━━━ Document ━━━
Jana al-Issa | Hassan Ibrahim | Hani Karazi
The United Nations is preparing to launch early recovery projects in Syria, aiming to attract supporters such as Gulf Arab states. This comes after the European Union initiated its own projects in this regard several years ago.
Despite the ongoing debate on the necessity of these projects, considering them essential to pull Syrians out of their economic reality and move towards development instead of emergency response, there are suspicions about their political investment and bypassing UN resolutions that require a political solution before reconstruction.
The concept of early recovery was introduced a few years ago, when there was no political solution in sight for Syria that would open the door for reconstruction. The urgent needs imposed by the living and economic reality of Syrians and the destruction of infrastructure in the most important sectors due to the war called for such initiatives.
During the dialogue day with Syrian civil society organizations at the eighth session of the Brussels Conference held on April 30, many scheduled and side sessions discussed the issue of early recovery in various sectors.
Prior to the conference discussions, the United Nations announced its intention to launch a special program for early recovery in Syria, aiming to implement projects in several sectors before next summer.
In this lengthy report, Enab Baladi discusses with experts the reasons behind the desire of active parties—states and organizations—to push towards working on early recovery projects, as well as the positives, negatives, and risks of this approach, highlighting the extent of a suitable environment for establishing these projects in Syria.
Needs call for early recovery projects
UN fund and European focus
The United Nations intends to launch its special early recovery program in the coming months, funding projects through establishing a fund that offers some non-traditional donors like Gulf countries a safe and legitimate mechanism under an international umbrella. This mechanism allows them to provide aid that they currently cannot due to Western sanctions on the Syrian regime.
The fund could allow organizations and banks, such as the World Bank, to provide aid allocated for Syria and earthquake victims, which has not been delivered yet due to sanctions.
UN channel
Adam Abdelmoula, the UN Coordinator for Humanitarian Affairs in Syria, stated in an email to Enab Baladi that the fund aims to promote a cooperative approach among humanitarian actors (who have spent hundreds of millions on fragmented individual early recovery activities without achieving significant impact). It also aims to provide bilateral donors who cannot direct resources to Syria due to sanctions with an alternative channel under multilateral sponsorship through the United Nations.
The fund seeks to allow donors, the United Nations, and non-governmental organizations to jointly decide what should be funded and where, while continuing to focus on the main sectors of early recovery (health, education, water, sanitation, hygiene, livelihoods, and electricity), according to Abdelmoula.
Abdelmoula views the early recovery strategy that the United Nations intends to work according to as a humanitarian initiative. It aims to expand the humanitarian community’s work scope in some key sectors that could lead to transformational change, such as reducing the burden of humanitarian cases, contributing to creating conditions that allow the return of refugees and internally displaced persons, among others.
UN early recovery
The United Nations Development Programme (UNDP) defines early recovery as “an approach that addresses recovery needs that arise during the humanitarian response phase by using humanitarian mechanisms that align with development principles. This approach enables people to benefit from humanitarian work to seize development opportunities, build resilience, and establish a sustainable recovery process from the crisis.”
A red line?
━━━ Given material ━━━
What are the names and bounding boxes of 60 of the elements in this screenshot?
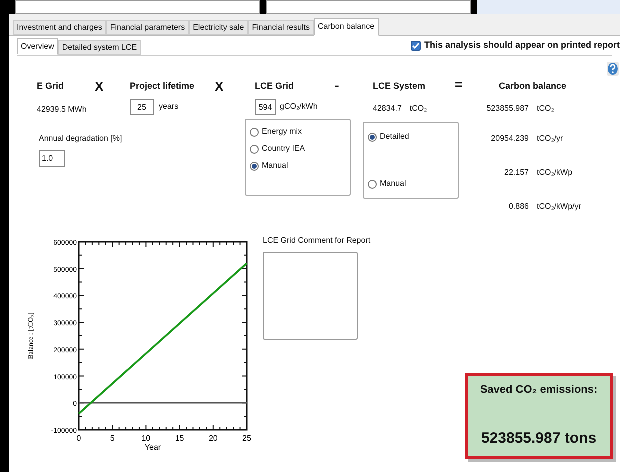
━━━
Tasks for this exercise -
a: According to the report on early recovery in Syria, on what date was the eighth session of the Brussels Conference held?
b: Quote the passage of the report on early recovery in Syria starting at "The concept of" and ending at "in various sectors.".

Final answers -
a: April 30

b:
The concept of early recovery was introduced a few years ago, when there was no political solution in sight for Syria that would open the door for reconstruction. The urgent needs imposed by the living and economic reality of Syrians and the destruction of infrastructure in the most important sectors due to the war called for such initiatives.
During the dialogue day with Syrian civil society organizations at the eighth session of the Brussels Conference held on April 30, many scheduled and side sessions discussed the issue of early recovery in various sectors.